What the task requires:
Rewrite the data below, swapping each occurrence of "chart-bar" for "chart-column" and leaving every other character unchanged.

[start Supplied material]

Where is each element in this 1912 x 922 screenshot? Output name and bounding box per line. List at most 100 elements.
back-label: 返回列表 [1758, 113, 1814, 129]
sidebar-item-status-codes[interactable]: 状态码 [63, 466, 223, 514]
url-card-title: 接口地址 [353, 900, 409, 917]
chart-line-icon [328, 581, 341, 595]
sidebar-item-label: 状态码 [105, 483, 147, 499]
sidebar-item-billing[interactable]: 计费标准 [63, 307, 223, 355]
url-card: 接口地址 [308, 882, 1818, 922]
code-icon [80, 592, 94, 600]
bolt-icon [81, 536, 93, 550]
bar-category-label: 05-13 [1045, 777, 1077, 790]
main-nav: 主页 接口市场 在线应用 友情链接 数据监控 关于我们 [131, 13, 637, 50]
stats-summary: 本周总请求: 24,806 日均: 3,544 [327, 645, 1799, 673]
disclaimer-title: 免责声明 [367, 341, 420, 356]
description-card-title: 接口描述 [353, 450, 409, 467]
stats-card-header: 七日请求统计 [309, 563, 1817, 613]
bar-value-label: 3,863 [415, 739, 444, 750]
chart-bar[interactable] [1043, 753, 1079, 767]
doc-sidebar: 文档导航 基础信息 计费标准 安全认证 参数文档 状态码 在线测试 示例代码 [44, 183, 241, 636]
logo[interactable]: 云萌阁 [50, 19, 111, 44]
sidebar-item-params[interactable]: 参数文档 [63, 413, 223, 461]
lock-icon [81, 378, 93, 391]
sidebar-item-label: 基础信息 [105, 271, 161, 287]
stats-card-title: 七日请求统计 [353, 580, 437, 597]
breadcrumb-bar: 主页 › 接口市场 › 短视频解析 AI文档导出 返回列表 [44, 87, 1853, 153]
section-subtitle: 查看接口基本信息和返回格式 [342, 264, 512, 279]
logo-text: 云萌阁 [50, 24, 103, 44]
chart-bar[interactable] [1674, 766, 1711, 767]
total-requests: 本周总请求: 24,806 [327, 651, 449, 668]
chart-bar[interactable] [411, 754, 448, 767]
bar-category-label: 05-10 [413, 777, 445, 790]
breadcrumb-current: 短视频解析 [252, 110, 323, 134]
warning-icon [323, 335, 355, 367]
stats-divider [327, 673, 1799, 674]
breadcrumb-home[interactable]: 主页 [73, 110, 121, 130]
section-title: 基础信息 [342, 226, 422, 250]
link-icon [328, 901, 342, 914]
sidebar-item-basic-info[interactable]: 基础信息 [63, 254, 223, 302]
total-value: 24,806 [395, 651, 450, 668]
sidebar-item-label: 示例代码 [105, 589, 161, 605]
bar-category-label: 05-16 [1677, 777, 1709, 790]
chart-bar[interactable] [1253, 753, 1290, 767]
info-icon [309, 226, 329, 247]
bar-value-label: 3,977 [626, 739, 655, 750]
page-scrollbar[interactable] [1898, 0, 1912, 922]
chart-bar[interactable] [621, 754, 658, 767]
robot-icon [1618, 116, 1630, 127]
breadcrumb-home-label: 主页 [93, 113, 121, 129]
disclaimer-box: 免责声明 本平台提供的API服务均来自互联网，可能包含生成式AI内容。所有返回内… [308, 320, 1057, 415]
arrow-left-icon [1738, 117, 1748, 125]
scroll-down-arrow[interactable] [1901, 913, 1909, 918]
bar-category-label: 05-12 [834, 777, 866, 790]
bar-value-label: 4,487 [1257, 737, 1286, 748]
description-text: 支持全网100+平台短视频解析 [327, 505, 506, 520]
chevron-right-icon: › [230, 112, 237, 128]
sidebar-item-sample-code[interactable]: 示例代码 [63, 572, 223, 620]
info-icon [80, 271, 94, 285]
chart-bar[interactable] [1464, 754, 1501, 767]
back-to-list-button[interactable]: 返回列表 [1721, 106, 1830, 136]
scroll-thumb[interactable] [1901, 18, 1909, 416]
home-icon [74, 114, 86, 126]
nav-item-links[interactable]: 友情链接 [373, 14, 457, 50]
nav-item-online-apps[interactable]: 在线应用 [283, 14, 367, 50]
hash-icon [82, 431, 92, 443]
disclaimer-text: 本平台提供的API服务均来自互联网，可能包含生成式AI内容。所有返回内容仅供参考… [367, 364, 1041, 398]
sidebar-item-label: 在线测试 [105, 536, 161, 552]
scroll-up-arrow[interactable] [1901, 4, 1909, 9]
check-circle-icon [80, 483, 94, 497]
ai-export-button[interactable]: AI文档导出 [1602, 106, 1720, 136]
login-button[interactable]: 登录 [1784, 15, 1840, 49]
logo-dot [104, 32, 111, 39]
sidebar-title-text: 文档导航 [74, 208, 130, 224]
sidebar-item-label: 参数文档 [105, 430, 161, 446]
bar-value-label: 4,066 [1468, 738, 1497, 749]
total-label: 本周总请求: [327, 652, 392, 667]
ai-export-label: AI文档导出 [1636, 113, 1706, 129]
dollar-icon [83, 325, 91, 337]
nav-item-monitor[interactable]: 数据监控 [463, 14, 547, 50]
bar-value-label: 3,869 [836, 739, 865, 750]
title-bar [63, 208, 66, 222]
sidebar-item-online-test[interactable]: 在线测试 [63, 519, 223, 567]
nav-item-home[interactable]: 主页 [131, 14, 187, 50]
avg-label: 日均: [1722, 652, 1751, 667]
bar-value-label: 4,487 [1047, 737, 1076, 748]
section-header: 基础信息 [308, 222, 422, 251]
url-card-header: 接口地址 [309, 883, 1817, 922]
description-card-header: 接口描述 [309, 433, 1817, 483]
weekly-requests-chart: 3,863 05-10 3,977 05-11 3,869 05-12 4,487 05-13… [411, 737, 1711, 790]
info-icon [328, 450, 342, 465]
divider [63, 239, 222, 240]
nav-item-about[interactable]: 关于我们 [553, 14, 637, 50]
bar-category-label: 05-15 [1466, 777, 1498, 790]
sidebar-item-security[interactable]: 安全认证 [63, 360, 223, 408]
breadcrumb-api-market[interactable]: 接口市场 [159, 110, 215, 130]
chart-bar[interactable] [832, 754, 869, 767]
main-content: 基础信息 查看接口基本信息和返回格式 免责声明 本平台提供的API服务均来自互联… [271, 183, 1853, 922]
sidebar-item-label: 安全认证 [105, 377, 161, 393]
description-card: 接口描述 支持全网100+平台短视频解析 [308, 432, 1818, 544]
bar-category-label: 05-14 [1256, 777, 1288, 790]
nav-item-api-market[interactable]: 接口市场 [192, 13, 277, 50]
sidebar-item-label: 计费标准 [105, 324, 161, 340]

[end Supplied material]

Result:
Where is each element in this 1912 x 922 screenshot? Output name and bounding box per line. List at most 100 elements.
back-label: 返回列表 [1758, 113, 1814, 129]
sidebar-item-status-codes[interactable]: 状态码 [63, 466, 223, 514]
url-card-title: 接口地址 [353, 900, 409, 917]
chart-line-icon [328, 581, 341, 595]
sidebar-item-label: 状态码 [105, 483, 147, 499]
sidebar-item-billing[interactable]: 计费标准 [63, 307, 223, 355]
url-card: 接口地址 [308, 882, 1818, 922]
code-icon [80, 592, 94, 600]
bolt-icon [81, 536, 93, 550]
bar-category-label: 05-13 [1045, 777, 1077, 790]
main-nav: 主页 接口市场 在线应用 友情链接 数据监控 关于我们 [131, 13, 637, 50]
stats-summary: 本周总请求: 24,806 日均: 3,544 [327, 645, 1799, 673]
disclaimer-title: 免责声明 [367, 341, 420, 356]
description-card-title: 接口描述 [353, 450, 409, 467]
stats-card-header: 七日请求统计 [309, 563, 1817, 613]
bar-value-label: 3,863 [415, 739, 444, 750]
chart-column[interactable] [1043, 753, 1079, 767]
doc-sidebar: 文档导航 基础信息 计费标准 安全认证 参数文档 状态码 在线测试 示例代码 [44, 183, 241, 636]
logo[interactable]: 云萌阁 [50, 19, 111, 44]
sidebar-item-params[interactable]: 参数文档 [63, 413, 223, 461]
lock-icon [81, 378, 93, 391]
sidebar-item-label: 基础信息 [105, 271, 161, 287]
stats-card-title: 七日请求统计 [353, 580, 437, 597]
breadcrumb-bar: 主页 › 接口市场 › 短视频解析 AI文档导出 返回列表 [44, 87, 1853, 153]
section-subtitle: 查看接口基本信息和返回格式 [342, 264, 512, 279]
logo-text: 云萌阁 [50, 24, 103, 44]
chart-column[interactable] [1674, 766, 1711, 767]
total-requests: 本周总请求: 24,806 [327, 651, 449, 668]
chart-column[interactable] [411, 754, 448, 767]
bar-category-label: 05-10 [413, 777, 445, 790]
breadcrumb-current: 短视频解析 [252, 110, 323, 134]
warning-icon [323, 335, 355, 367]
stats-divider [327, 673, 1799, 674]
breadcrumb-home[interactable]: 主页 [73, 110, 121, 130]
section-title: 基础信息 [342, 226, 422, 250]
link-icon [328, 901, 342, 914]
sidebar-item-basic-info[interactable]: 基础信息 [63, 254, 223, 302]
total-value: 24,806 [395, 651, 450, 668]
sidebar-item-label: 示例代码 [105, 589, 161, 605]
bar-category-label: 05-16 [1677, 777, 1709, 790]
chart-column[interactable] [1253, 753, 1290, 767]
info-icon [309, 226, 329, 247]
bar-value-label: 3,977 [626, 739, 655, 750]
page-scrollbar[interactable] [1898, 0, 1912, 922]
chart-column[interactable] [621, 754, 658, 767]
robot-icon [1618, 116, 1630, 127]
breadcrumb-home-label: 主页 [93, 113, 121, 129]
disclaimer-box: 免责声明 本平台提供的API服务均来自互联网，可能包含生成式AI内容。所有返回内… [308, 320, 1057, 415]
arrow-left-icon [1738, 117, 1748, 125]
scroll-down-arrow[interactable] [1901, 913, 1909, 918]
bar-category-label: 05-12 [834, 777, 866, 790]
bar-value-label: 4,487 [1257, 737, 1286, 748]
description-text: 支持全网100+平台短视频解析 [327, 505, 506, 520]
chevron-right-icon: › [230, 112, 237, 128]
sidebar-item-sample-code[interactable]: 示例代码 [63, 572, 223, 620]
info-icon [80, 271, 94, 285]
chart-column[interactable] [1464, 754, 1501, 767]
back-to-list-button[interactable]: 返回列表 [1721, 106, 1830, 136]
scroll-thumb[interactable] [1901, 18, 1909, 416]
home-icon [74, 114, 86, 126]
nav-item-links[interactable]: 友情链接 [373, 14, 457, 50]
nav-item-online-apps[interactable]: 在线应用 [283, 14, 367, 50]
hash-icon [82, 431, 92, 443]
disclaimer-text: 本平台提供的API服务均来自互联网，可能包含生成式AI内容。所有返回内容仅供参考… [367, 364, 1041, 398]
sidebar-item-label: 在线测试 [105, 536, 161, 552]
scroll-up-arrow[interactable] [1901, 4, 1909, 9]
check-circle-icon [80, 483, 94, 497]
ai-export-button[interactable]: AI文档导出 [1602, 106, 1720, 136]
login-button[interactable]: 登录 [1784, 15, 1840, 49]
logo-dot [104, 32, 111, 39]
sidebar-title-text: 文档导航 [74, 208, 130, 224]
sidebar-item-label: 参数文档 [105, 430, 161, 446]
bar-value-label: 4,066 [1468, 738, 1497, 749]
total-label: 本周总请求: [327, 652, 392, 667]
ai-export-label: AI文档导出 [1636, 113, 1706, 129]
dollar-icon [83, 325, 91, 337]
nav-item-monitor[interactable]: 数据监控 [463, 14, 547, 50]
bar-value-label: 3,869 [836, 739, 865, 750]
title-bar [63, 208, 66, 222]
sidebar-item-online-test[interactable]: 在线测试 [63, 519, 223, 567]
nav-item-home[interactable]: 主页 [131, 14, 187, 50]
avg-label: 日均: [1722, 652, 1751, 667]
bar-value-label: 4,487 [1047, 737, 1076, 748]
section-header: 基础信息 [308, 222, 422, 251]
url-card-header: 接口地址 [309, 883, 1817, 922]
description-card-header: 接口描述 [309, 433, 1817, 483]
weekly-requests-chart: 3,863 05-10 3,977 05-11 3,869 05-12 4,487 05-13… [411, 737, 1711, 790]
info-icon [328, 450, 342, 465]
divider [63, 239, 222, 240]
nav-item-about[interactable]: 关于我们 [553, 14, 637, 50]
bar-category-label: 05-15 [1466, 777, 1498, 790]
sidebar-item-security[interactable]: 安全认证 [63, 360, 223, 408]
breadcrumb-api-market[interactable]: 接口市场 [159, 110, 215, 130]
chart-column[interactable] [832, 754, 869, 767]
main-content: 基础信息 查看接口基本信息和返回格式 免责声明 本平台提供的API服务均来自互联… [271, 183, 1853, 922]
sidebar-item-label: 安全认证 [105, 377, 161, 393]
description-card: 接口描述 支持全网100+平台短视频解析 [308, 432, 1818, 544]
bar-category-label: 05-14 [1256, 777, 1288, 790]
nav-item-api-market[interactable]: 接口市场 [192, 13, 277, 50]
sidebar-item-label: 计费标准 [105, 324, 161, 340]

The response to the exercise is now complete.